[Records]
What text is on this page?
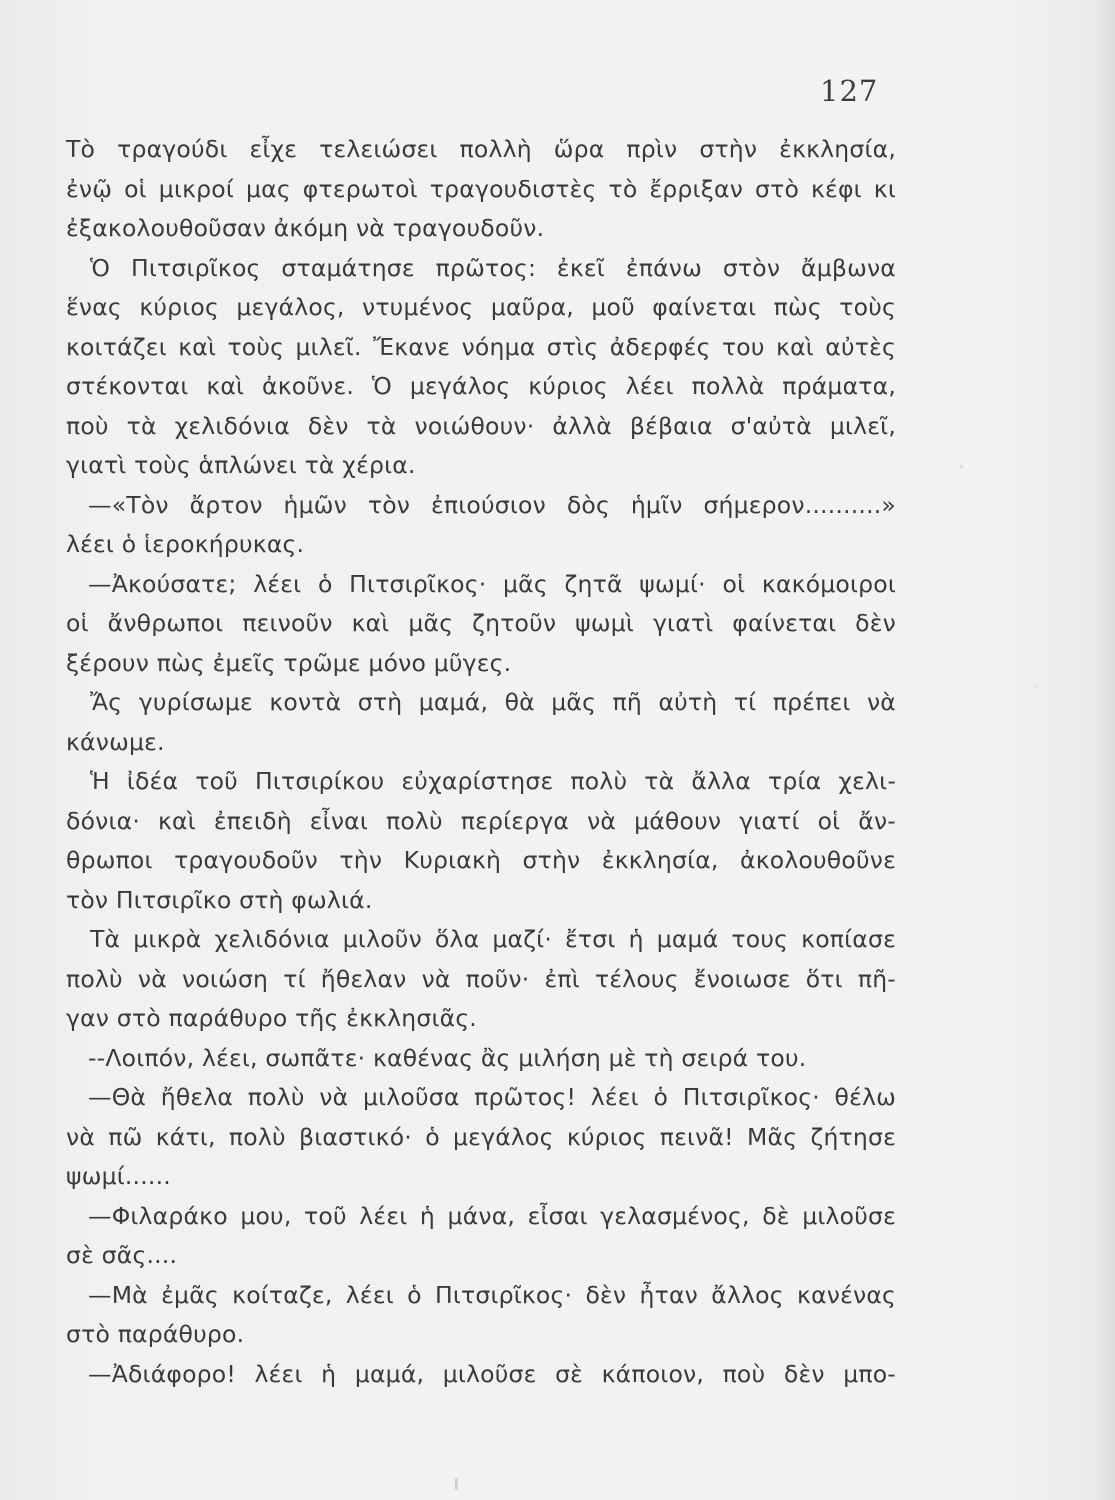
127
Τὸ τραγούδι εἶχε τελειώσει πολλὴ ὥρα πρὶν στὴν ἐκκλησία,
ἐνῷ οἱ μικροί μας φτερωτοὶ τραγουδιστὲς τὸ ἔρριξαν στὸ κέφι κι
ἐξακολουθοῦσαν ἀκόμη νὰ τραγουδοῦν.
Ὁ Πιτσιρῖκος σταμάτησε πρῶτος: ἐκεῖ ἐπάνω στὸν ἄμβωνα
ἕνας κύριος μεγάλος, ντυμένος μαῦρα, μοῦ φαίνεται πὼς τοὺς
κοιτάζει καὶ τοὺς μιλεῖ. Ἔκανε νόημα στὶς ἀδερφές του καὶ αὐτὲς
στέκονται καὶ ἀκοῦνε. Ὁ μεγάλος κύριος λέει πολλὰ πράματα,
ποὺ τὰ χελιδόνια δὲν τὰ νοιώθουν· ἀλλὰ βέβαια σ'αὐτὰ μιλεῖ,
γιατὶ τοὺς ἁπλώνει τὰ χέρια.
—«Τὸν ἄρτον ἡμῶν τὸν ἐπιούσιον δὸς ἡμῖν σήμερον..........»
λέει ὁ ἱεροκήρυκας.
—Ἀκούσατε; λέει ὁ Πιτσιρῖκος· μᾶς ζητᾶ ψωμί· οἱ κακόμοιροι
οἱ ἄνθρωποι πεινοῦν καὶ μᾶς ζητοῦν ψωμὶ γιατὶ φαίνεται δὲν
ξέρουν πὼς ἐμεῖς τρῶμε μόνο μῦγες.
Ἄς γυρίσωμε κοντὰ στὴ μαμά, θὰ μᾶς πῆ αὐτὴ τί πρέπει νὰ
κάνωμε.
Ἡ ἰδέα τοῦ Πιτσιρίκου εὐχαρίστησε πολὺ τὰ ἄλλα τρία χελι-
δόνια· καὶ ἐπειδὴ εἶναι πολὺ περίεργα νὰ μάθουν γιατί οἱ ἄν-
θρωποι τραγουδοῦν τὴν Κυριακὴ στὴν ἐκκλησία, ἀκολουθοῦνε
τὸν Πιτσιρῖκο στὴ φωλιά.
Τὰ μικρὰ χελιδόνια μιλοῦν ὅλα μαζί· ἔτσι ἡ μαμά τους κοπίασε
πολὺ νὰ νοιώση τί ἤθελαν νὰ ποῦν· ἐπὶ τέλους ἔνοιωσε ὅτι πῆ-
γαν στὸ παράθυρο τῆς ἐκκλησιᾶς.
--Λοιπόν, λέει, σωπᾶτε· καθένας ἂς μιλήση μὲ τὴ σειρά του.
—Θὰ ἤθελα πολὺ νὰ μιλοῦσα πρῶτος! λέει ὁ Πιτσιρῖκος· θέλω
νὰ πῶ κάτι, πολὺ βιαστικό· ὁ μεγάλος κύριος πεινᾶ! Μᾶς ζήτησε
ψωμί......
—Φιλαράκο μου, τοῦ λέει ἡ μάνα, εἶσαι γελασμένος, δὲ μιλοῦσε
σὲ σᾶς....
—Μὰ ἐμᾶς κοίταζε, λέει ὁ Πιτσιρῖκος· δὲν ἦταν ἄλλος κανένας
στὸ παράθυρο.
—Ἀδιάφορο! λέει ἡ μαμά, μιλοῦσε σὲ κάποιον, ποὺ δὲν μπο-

## Task prompt
Quote the material word for word, dropping any images it holds.

## Response to this task
What text is on this page?
127
Τὸ τραγούδι εἶχε τελειώσει πολλὴ ὥρα πρὶν στὴν ἐκκλησία,
ἐνῷ οἱ μικροί μας φτερωτοὶ τραγουδιστὲς τὸ ἔρριξαν στὸ κέφι κι
ἐξακολουθοῦσαν ἀκόμη νὰ τραγουδοῦν.
Ὁ Πιτσιρῖκος σταμάτησε πρῶτος: ἐκεῖ ἐπάνω στὸν ἄμβωνα
ἕνας κύριος μεγάλος, ντυμένος μαῦρα, μοῦ φαίνεται πὼς τοὺς
κοιτάζει καὶ τοὺς μιλεῖ. Ἔκανε νόημα στὶς ἀδερφές του καὶ αὐτὲς
στέκονται καὶ ἀκοῦνε. Ὁ μεγάλος κύριος λέει πολλὰ πράματα,
ποὺ τὰ χελιδόνια δὲν τὰ νοιώθουν· ἀλλὰ βέβαια σ'αὐτὰ μιλεῖ,
γιατὶ τοὺς ἁπλώνει τὰ χέρια.
—«Τὸν ἄρτον ἡμῶν τὸν ἐπιούσιον δὸς ἡμῖν σήμερον..........»
λέει ὁ ἱεροκήρυκας.
—Ἀκούσατε; λέει ὁ Πιτσιρῖκος· μᾶς ζητᾶ ψωμί· οἱ κακόμοιροι
οἱ ἄνθρωποι πεινοῦν καὶ μᾶς ζητοῦν ψωμὶ γιατὶ φαίνεται δὲν
ξέρουν πὼς ἐμεῖς τρῶμε μόνο μῦγες.
Ἄς γυρίσωμε κοντὰ στὴ μαμά, θὰ μᾶς πῆ αὐτὴ τί πρέπει νὰ
κάνωμε.
Ἡ ἰδέα τοῦ Πιτσιρίκου εὐχαρίστησε πολὺ τὰ ἄλλα τρία χελι-
δόνια· καὶ ἐπειδὴ εἶναι πολὺ περίεργα νὰ μάθουν γιατί οἱ ἄν-
θρωποι τραγουδοῦν τὴν Κυριακὴ στὴν ἐκκλησία, ἀκολουθοῦνε
τὸν Πιτσιρῖκο στὴ φωλιά.
Τὰ μικρὰ χελιδόνια μιλοῦν ὅλα μαζί· ἔτσι ἡ μαμά τους κοπίασε
πολὺ νὰ νοιώση τί ἤθελαν νὰ ποῦν· ἐπὶ τέλους ἔνοιωσε ὅτι πῆ-
γαν στὸ παράθυρο τῆς ἐκκλησιᾶς.
--Λοιπόν, λέει, σωπᾶτε· καθένας ἂς μιλήση μὲ τὴ σειρά του.
—Θὰ ἤθελα πολὺ νὰ μιλοῦσα πρῶτος! λέει ὁ Πιτσιρῖκος· θέλω
νὰ πῶ κάτι, πολὺ βιαστικό· ὁ μεγάλος κύριος πεινᾶ! Μᾶς ζήτησε
ψωμί......
—Φιλαράκο μου, τοῦ λέει ἡ μάνα, εἶσαι γελασμένος, δὲ μιλοῦσε
σὲ σᾶς....
—Μὰ ἐμᾶς κοίταζε, λέει ὁ Πιτσιρῖκος· δὲν ἦταν ἄλλος κανένας
στὸ παράθυρο.
—Ἀδιάφορο! λέει ἡ μαμά, μιλοῦσε σὲ κάποιον, ποὺ δὲν μπο-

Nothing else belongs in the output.